* START *

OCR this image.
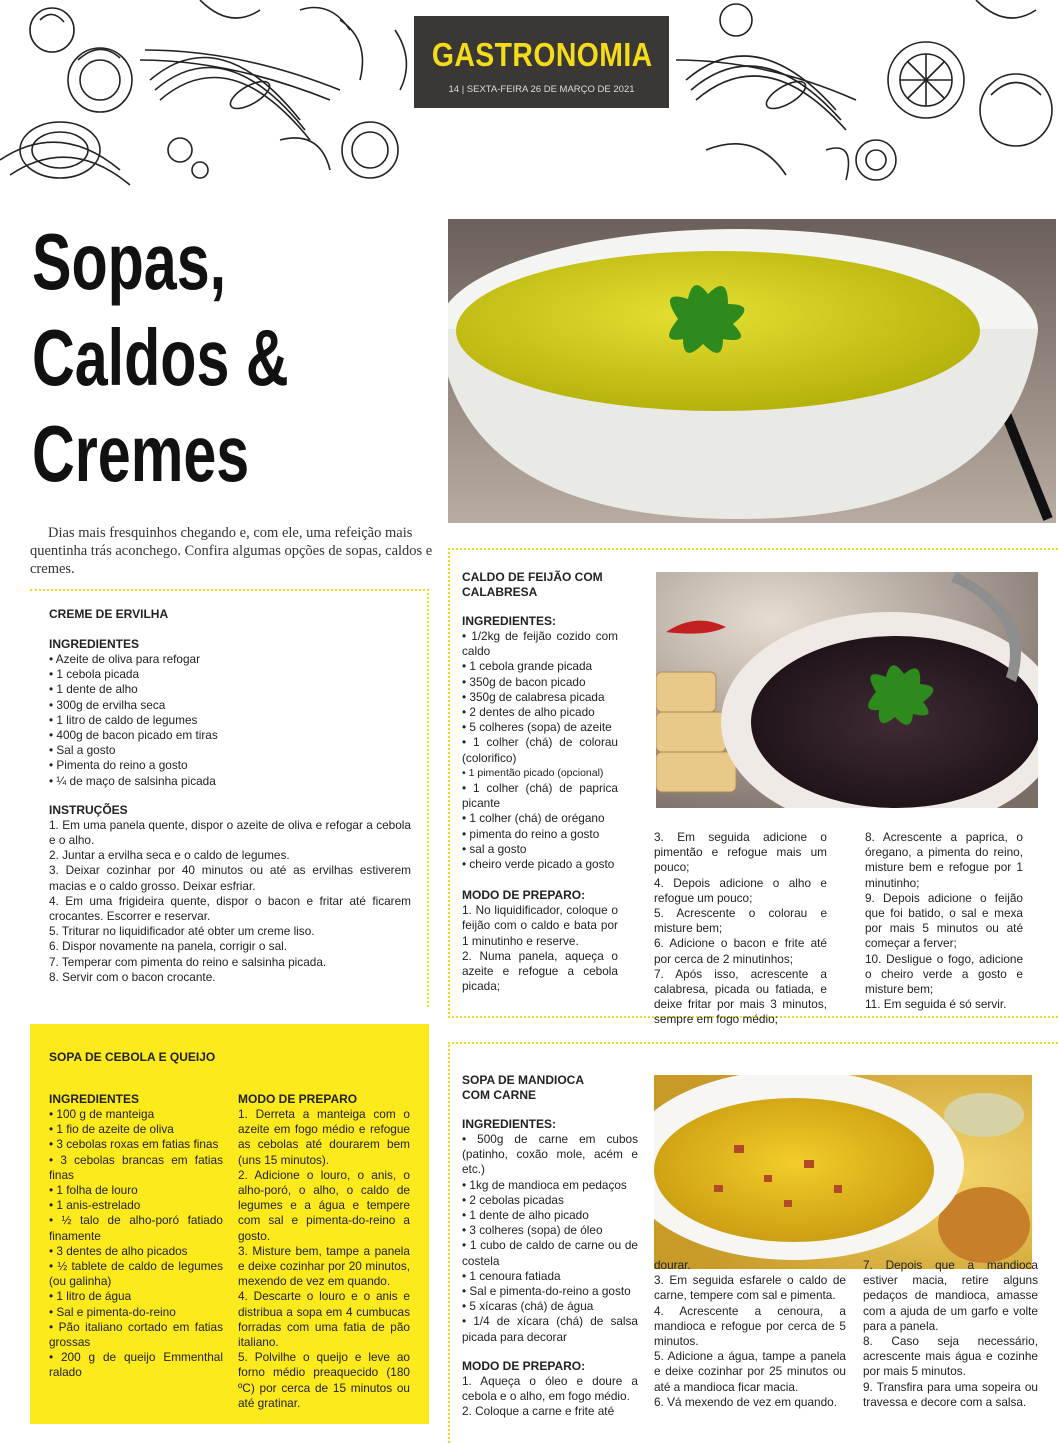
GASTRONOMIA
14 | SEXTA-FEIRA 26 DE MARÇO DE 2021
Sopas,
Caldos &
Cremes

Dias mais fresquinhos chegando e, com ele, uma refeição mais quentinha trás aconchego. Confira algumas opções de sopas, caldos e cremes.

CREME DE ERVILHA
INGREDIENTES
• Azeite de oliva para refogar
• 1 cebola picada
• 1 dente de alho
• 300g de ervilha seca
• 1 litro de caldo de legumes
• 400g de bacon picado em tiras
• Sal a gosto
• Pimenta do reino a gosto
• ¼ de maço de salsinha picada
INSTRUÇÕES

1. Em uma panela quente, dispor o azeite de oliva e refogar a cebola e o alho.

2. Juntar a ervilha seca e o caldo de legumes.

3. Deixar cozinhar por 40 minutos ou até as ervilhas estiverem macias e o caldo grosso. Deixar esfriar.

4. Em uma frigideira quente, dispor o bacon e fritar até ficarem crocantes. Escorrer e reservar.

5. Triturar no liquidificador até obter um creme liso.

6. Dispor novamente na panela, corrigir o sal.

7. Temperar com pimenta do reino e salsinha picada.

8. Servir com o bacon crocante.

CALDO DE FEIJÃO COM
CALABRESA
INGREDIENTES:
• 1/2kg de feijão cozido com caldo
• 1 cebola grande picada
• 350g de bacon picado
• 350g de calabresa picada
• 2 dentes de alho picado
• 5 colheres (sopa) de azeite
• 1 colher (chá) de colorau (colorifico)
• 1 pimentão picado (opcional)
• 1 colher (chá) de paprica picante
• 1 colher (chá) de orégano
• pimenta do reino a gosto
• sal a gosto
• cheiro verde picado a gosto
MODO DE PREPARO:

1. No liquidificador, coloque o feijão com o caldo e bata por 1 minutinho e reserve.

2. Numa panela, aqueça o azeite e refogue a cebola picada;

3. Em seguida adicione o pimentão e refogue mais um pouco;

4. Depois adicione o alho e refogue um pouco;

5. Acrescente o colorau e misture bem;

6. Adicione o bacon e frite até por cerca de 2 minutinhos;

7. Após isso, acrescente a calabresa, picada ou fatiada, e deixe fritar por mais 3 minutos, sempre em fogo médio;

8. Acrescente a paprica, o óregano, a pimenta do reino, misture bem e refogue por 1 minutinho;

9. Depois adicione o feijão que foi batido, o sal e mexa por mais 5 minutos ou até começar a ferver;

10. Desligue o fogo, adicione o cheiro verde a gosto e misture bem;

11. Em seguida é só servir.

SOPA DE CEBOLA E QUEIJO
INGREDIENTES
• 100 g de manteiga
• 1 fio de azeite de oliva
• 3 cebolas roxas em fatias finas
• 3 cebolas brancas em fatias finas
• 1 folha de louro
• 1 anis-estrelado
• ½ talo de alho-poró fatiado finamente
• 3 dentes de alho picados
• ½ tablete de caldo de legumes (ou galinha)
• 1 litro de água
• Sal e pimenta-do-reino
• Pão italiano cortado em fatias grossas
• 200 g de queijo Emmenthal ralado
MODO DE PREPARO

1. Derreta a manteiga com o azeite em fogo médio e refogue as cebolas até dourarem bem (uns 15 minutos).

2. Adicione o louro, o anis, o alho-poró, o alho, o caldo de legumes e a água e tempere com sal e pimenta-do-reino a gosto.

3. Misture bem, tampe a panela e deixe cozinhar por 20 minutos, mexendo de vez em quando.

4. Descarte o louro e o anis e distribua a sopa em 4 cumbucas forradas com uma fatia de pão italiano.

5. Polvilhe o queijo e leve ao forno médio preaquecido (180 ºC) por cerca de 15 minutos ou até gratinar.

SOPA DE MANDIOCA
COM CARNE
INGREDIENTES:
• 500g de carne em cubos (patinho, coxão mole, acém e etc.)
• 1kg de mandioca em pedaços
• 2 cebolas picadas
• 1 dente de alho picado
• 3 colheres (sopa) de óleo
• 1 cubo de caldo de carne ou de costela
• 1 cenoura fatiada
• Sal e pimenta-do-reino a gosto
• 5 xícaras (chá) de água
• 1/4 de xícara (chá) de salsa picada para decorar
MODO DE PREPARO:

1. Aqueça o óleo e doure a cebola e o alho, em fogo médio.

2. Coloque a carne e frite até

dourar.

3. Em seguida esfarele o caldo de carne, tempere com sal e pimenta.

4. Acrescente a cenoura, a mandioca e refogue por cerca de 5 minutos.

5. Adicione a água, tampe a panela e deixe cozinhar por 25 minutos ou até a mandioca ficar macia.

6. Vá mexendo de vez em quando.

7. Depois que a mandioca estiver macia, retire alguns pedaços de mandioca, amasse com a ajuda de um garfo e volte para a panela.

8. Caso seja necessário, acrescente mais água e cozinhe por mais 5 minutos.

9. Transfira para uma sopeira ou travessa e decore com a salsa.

* END *
* START *

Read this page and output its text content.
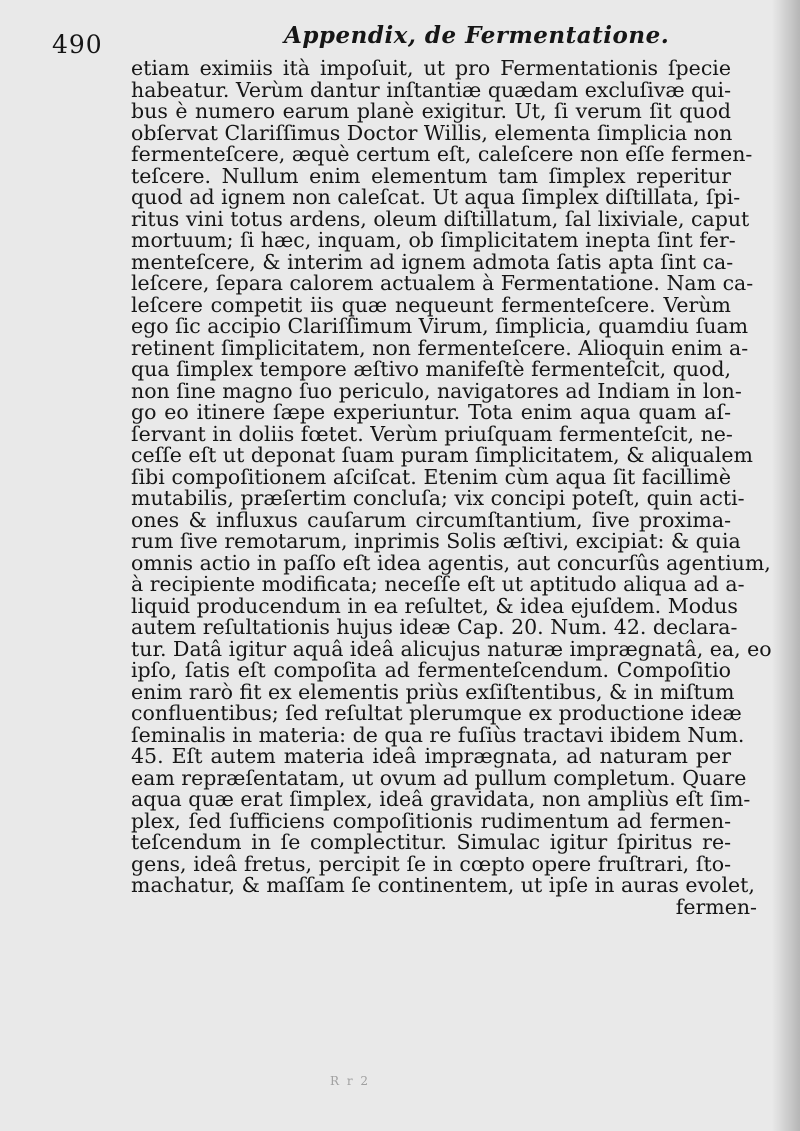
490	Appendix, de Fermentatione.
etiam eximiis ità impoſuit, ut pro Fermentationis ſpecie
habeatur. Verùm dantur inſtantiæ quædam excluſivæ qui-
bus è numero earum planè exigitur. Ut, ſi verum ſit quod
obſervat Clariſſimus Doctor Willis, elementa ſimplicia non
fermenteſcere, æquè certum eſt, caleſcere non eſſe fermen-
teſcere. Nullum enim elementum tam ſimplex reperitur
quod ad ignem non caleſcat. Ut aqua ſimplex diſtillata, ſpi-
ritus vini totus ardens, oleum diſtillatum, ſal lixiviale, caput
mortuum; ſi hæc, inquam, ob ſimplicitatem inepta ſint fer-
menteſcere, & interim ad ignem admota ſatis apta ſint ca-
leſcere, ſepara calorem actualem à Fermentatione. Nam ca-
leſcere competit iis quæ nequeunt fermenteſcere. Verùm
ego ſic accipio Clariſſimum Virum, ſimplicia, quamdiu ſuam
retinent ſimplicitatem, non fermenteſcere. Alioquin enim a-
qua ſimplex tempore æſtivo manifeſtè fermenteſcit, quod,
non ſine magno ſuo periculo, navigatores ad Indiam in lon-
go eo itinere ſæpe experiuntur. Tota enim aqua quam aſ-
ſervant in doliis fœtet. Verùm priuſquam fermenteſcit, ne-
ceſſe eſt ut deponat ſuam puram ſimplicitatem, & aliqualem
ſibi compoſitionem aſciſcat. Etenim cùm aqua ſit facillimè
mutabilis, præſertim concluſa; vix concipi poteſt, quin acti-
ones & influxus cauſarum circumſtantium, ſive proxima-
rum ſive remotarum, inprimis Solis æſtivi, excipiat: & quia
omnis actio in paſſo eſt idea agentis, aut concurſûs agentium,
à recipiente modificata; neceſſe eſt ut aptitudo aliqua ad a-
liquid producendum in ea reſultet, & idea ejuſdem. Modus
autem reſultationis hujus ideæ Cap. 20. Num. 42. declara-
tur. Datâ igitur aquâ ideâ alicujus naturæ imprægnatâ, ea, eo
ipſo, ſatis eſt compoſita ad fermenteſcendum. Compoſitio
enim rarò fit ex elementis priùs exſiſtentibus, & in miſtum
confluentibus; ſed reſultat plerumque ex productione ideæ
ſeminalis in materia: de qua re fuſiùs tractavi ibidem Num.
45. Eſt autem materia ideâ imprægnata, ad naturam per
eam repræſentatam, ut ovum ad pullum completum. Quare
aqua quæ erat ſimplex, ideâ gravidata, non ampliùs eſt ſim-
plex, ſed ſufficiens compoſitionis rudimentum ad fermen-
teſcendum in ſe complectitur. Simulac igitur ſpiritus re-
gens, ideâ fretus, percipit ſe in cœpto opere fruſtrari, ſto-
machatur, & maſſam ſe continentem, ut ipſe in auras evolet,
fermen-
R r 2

* END *

What you should do:
How many lines of the records contain the string "this"? Respond with the number alone.

Full response:
2